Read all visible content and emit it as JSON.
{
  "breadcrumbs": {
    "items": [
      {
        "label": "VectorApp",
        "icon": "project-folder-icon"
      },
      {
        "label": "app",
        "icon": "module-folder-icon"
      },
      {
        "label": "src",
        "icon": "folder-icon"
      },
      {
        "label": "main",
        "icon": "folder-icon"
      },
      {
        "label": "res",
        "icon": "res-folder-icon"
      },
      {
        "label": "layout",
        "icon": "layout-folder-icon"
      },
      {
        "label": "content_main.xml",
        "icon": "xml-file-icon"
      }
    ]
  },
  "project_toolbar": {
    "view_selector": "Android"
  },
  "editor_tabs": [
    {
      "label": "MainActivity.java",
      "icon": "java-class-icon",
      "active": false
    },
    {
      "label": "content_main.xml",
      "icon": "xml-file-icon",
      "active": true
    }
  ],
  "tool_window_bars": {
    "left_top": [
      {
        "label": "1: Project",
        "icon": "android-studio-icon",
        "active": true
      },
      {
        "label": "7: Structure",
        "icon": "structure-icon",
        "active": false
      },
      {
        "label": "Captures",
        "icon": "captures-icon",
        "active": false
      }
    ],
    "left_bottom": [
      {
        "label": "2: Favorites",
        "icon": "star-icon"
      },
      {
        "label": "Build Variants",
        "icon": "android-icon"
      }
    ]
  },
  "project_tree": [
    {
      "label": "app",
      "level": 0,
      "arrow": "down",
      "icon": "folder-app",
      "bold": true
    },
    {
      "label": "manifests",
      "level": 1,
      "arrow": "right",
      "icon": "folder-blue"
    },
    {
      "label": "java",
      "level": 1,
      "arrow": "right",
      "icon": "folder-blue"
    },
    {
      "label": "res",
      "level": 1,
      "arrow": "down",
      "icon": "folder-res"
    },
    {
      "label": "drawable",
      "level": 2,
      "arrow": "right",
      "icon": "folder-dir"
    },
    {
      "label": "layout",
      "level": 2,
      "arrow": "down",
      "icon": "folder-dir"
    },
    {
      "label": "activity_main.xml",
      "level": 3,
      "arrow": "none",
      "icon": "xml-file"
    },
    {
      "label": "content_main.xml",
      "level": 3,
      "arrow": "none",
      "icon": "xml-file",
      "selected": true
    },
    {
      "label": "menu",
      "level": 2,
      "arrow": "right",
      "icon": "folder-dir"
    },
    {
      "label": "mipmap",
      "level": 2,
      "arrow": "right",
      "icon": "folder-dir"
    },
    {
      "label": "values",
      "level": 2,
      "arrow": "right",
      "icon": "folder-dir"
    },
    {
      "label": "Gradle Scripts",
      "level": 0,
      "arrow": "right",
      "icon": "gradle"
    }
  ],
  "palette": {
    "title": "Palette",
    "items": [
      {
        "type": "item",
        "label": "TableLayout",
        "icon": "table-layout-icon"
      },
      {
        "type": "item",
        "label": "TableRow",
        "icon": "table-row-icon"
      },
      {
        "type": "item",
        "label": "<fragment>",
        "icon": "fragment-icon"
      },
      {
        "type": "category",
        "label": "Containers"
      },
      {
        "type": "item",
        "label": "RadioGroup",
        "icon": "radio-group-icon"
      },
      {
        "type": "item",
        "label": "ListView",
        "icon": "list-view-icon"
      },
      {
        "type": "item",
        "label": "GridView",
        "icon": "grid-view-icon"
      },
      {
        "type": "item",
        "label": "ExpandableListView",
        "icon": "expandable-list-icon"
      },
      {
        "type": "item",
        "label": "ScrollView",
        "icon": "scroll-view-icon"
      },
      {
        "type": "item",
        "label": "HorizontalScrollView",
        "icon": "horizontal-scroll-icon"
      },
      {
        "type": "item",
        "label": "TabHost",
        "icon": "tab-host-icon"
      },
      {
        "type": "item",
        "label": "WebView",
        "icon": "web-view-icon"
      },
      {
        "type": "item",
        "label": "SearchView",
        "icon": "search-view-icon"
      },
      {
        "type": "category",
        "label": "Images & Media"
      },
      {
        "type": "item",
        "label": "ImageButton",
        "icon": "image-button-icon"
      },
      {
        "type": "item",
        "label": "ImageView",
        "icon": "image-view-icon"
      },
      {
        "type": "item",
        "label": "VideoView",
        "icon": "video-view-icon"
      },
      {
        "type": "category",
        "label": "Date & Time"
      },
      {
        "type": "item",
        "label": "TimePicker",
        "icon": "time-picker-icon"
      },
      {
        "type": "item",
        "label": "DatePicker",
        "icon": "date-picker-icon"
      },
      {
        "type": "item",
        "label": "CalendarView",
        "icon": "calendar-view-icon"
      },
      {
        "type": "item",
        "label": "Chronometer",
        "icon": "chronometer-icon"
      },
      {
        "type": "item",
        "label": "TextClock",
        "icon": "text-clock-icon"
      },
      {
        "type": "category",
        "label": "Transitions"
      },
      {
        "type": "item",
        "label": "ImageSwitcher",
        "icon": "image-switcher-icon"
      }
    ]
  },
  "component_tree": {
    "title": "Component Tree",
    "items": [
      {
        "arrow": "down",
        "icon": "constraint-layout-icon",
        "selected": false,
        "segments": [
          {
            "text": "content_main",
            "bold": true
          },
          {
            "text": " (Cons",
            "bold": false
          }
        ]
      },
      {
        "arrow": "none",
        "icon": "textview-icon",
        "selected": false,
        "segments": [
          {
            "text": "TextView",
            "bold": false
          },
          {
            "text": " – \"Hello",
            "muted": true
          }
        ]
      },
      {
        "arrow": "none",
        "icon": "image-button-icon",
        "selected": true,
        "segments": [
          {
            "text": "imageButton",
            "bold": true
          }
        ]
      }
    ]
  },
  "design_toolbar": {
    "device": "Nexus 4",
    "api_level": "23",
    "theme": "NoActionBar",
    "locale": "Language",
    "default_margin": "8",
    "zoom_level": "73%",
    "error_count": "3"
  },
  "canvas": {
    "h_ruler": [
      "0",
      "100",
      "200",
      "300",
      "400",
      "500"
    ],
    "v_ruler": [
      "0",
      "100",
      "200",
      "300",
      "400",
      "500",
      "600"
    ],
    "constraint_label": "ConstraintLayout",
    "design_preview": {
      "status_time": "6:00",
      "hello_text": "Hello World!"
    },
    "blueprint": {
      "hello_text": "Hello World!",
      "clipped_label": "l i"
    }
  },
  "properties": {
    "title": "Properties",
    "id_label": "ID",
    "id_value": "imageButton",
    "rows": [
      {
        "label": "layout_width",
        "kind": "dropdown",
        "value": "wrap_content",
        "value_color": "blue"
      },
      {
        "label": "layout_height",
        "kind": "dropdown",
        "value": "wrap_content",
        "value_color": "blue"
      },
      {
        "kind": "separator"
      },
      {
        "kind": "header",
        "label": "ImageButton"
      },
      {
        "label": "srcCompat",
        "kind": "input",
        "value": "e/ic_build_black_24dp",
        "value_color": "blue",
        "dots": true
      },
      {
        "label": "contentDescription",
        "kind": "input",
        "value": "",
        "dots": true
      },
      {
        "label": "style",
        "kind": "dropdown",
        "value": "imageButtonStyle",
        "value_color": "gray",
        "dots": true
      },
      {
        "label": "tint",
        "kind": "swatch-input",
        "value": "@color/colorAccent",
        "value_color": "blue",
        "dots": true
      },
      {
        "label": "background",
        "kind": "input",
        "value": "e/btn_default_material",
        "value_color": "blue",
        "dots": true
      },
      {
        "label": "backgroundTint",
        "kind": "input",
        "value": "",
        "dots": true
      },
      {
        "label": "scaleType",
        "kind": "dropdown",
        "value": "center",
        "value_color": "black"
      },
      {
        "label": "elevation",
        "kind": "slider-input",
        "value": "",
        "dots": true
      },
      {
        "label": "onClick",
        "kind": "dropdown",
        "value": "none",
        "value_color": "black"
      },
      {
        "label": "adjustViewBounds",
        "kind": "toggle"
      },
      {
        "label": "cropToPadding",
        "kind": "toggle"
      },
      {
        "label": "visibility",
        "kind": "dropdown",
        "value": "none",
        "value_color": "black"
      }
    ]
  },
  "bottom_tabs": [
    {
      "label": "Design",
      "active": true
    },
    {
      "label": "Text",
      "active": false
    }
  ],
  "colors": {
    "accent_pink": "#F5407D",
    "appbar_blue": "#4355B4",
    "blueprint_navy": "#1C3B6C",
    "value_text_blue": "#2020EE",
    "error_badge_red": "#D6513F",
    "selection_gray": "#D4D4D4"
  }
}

++++++++++

▸ Requirements: Filter lines by "file" and return each hit.

▸ Exercise answer:
        "icon": "xml-file-icon"
      "icon": "xml-file-icon",
      "icon": "xml-file"
      "icon": "xml-file",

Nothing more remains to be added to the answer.